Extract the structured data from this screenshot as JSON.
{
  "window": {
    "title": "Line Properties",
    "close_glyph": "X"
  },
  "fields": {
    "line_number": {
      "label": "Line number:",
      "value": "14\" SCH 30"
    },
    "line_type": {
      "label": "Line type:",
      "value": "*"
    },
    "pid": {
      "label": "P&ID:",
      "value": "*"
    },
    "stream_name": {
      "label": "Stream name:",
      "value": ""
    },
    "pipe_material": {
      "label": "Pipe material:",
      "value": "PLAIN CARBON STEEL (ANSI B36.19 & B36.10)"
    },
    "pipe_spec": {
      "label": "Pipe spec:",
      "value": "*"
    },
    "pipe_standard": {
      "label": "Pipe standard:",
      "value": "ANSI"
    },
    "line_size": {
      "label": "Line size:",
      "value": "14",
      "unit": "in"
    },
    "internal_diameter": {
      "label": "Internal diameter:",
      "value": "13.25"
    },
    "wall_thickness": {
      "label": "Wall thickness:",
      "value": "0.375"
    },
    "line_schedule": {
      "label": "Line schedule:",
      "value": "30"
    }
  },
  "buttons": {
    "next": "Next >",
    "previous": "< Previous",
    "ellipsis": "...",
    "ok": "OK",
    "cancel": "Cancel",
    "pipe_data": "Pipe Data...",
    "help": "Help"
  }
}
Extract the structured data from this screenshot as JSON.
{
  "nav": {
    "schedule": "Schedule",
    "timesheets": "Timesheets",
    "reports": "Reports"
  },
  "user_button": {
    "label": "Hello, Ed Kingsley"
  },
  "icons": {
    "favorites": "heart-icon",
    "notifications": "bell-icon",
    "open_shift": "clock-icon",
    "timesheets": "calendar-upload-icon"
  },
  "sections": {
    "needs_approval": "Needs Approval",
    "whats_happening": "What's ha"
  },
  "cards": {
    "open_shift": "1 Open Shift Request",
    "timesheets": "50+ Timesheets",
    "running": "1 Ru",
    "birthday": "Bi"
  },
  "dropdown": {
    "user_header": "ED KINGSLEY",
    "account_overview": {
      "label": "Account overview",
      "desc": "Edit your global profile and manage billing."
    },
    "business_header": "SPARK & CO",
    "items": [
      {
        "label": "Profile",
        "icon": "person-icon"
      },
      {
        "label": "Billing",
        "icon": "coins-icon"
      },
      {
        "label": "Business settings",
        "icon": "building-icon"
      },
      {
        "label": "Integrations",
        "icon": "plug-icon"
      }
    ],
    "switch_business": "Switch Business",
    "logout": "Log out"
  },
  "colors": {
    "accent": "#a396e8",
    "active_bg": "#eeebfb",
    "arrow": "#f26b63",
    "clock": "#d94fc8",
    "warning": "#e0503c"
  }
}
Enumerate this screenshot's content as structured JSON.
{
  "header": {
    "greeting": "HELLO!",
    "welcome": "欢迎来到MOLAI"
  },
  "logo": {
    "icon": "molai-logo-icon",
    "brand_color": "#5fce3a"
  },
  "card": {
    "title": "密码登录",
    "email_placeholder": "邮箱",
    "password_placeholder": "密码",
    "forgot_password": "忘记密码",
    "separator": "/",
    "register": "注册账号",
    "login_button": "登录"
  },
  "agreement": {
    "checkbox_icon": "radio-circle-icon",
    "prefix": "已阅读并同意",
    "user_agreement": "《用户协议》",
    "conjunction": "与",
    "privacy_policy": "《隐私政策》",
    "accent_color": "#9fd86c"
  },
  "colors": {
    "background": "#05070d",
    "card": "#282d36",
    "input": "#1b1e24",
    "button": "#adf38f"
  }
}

_EXERCISE_
Filter the data, keeping only the lines that contain "timesheets".

_RESPONSE TO THE TASK_
    "timesheets": "Timesheets",
    "timesheets": "calendar-upload-icon"
    "timesheets": "50+ Timesheets",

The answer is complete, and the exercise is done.